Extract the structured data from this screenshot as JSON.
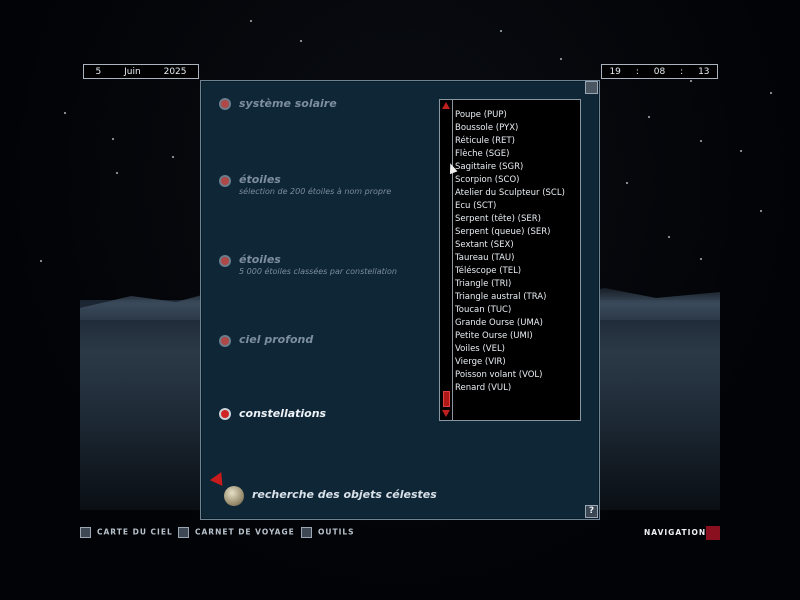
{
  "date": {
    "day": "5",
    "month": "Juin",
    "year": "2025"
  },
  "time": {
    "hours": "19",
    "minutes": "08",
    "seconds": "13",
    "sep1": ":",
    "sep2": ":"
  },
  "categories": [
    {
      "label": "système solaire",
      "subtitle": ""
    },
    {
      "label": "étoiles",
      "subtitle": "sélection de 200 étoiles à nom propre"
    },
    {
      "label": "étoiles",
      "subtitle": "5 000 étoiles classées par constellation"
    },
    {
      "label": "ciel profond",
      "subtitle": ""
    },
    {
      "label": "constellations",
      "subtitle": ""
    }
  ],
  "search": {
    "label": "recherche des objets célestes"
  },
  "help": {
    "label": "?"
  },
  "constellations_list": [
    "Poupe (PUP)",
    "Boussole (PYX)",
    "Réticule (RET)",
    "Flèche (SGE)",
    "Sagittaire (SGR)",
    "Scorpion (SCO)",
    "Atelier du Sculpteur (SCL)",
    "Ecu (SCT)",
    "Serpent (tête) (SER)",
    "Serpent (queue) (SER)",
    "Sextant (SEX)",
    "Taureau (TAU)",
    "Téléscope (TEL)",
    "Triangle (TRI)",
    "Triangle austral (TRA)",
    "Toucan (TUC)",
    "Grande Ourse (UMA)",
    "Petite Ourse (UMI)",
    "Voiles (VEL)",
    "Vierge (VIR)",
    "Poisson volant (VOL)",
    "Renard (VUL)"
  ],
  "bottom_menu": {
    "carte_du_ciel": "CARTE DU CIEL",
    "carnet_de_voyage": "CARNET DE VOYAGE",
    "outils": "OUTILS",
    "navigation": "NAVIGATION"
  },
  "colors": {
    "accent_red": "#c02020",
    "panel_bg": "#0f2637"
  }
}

WHAT IS BEING ASKED –
Can you restate all the records above word for word while dropping the pictures?

FINISHED ANSWER –
Extract the structured data from this screenshot as JSON.
{
  "date": {
    "day": "5",
    "month": "Juin",
    "year": "2025"
  },
  "time": {
    "hours": "19",
    "minutes": "08",
    "seconds": "13",
    "sep1": ":",
    "sep2": ":"
  },
  "categories": [
    {
      "label": "système solaire",
      "subtitle": ""
    },
    {
      "label": "étoiles",
      "subtitle": "sélection de 200 étoiles à nom propre"
    },
    {
      "label": "étoiles",
      "subtitle": "5 000 étoiles classées par constellation"
    },
    {
      "label": "ciel profond",
      "subtitle": ""
    },
    {
      "label": "constellations",
      "subtitle": ""
    }
  ],
  "search": {
    "label": "recherche des objets célestes"
  },
  "help": {
    "label": "?"
  },
  "constellations_list": [
    "Poupe (PUP)",
    "Boussole (PYX)",
    "Réticule (RET)",
    "Flèche (SGE)",
    "Sagittaire (SGR)",
    "Scorpion (SCO)",
    "Atelier du Sculpteur (SCL)",
    "Ecu (SCT)",
    "Serpent (tête) (SER)",
    "Serpent (queue) (SER)",
    "Sextant (SEX)",
    "Taureau (TAU)",
    "Téléscope (TEL)",
    "Triangle (TRI)",
    "Triangle austral (TRA)",
    "Toucan (TUC)",
    "Grande Ourse (UMA)",
    "Petite Ourse (UMI)",
    "Voiles (VEL)",
    "Vierge (VIR)",
    "Poisson volant (VOL)",
    "Renard (VUL)"
  ],
  "bottom_menu": {
    "carte_du_ciel": "CARTE DU CIEL",
    "carnet_de_voyage": "CARNET DE VOYAGE",
    "outils": "OUTILS",
    "navigation": "NAVIGATION"
  },
  "colors": {
    "accent_red": "#c02020",
    "panel_bg": "#0f2637"
  }
}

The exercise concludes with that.